GIVEN EXERCISE
Transcribe the data in full and exactly, omitting any pictures.

Data entries
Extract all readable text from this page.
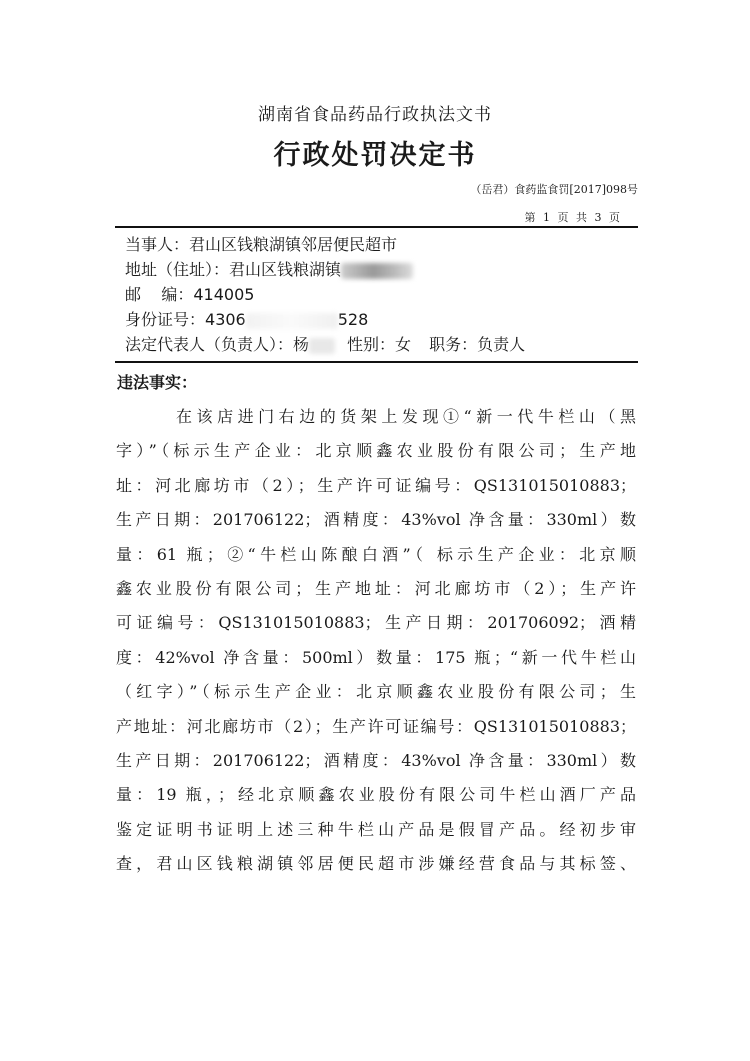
湖南省食品药品行政执法文书
行政处罚决定书
（岳君）食药监食罚[2017]098号
第 1 页 共 3 页
当事人：君山区钱粮湖镇邻居便民超市
地址（住址）：君山区钱粮湖镇
邮    编：414005
身份证号：4306	528
法定代表人（负责人）：杨 性别：女 职务：负责人
违法事实：
在该店进门右边的货架上发现①“新一代牛栏山（黑
字）”（标示生产企业：北京顺鑫农业股份有限公司；生产地
址：河北廊坊市（2）；生产许可证编号：QS131015010883；
生产日期：201706122；酒精度：43%vol 净含量：330ml）数
量：61 瓶；②“牛栏山陈酿白酒”（ 标示生产企业：北京顺
鑫农业股份有限公司；生产地址：河北廊坊市（2）；生产许
可证编号：QS131015010883；生产日期：201706092；酒精
度：42%vol 净含量：500ml）数量：175 瓶；“新一代牛栏山
（红字）”（标示生产企业：北京顺鑫农业股份有限公司；生
产地址：河北廊坊市（2）；生产许可证编号：QS131015010883；
生产日期：201706122；酒精度：43%vol 净含量：330ml）数
量：19 瓶，；经北京顺鑫农业股份有限公司牛栏山酒厂产品
鉴定证明书证明上述三种牛栏山产品是假冒产品。经初步审
查，君山区钱粮湖镇邻居便民超市涉嫌经营食品与其标签、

TASK RESPONSE
Extract all readable text from this page.
湖南省食品药品行政执法文书
行政处罚决定书
（岳君）食药监食罚[2017]098号
第 1 页 共 3 页
当事人：君山区钱粮湖镇邻居便民超市
地址（住址）：君山区钱粮湖镇
邮    编：414005
身份证号：4306	528
法定代表人（负责人）：杨 性别：女 职务：负责人
违法事实：
在该店进门右边的货架上发现①“新一代牛栏山（黑
字）”（标示生产企业：北京顺鑫农业股份有限公司；生产地
址：河北廊坊市（2）；生产许可证编号：QS131015010883；
生产日期：201706122；酒精度：43%vol 净含量：330ml）数
量：61 瓶；②“牛栏山陈酿白酒”（ 标示生产企业：北京顺
鑫农业股份有限公司；生产地址：河北廊坊市（2）；生产许
可证编号：QS131015010883；生产日期：201706092；酒精
度：42%vol 净含量：500ml）数量：175 瓶；“新一代牛栏山
（红字）”（标示生产企业：北京顺鑫农业股份有限公司；生
产地址：河北廊坊市（2）；生产许可证编号：QS131015010883；
生产日期：201706122；酒精度：43%vol 净含量：330ml）数
量：19 瓶，；经北京顺鑫农业股份有限公司牛栏山酒厂产品
鉴定证明书证明上述三种牛栏山产品是假冒产品。经初步审
查，君山区钱粮湖镇邻居便民超市涉嫌经营食品与其标签、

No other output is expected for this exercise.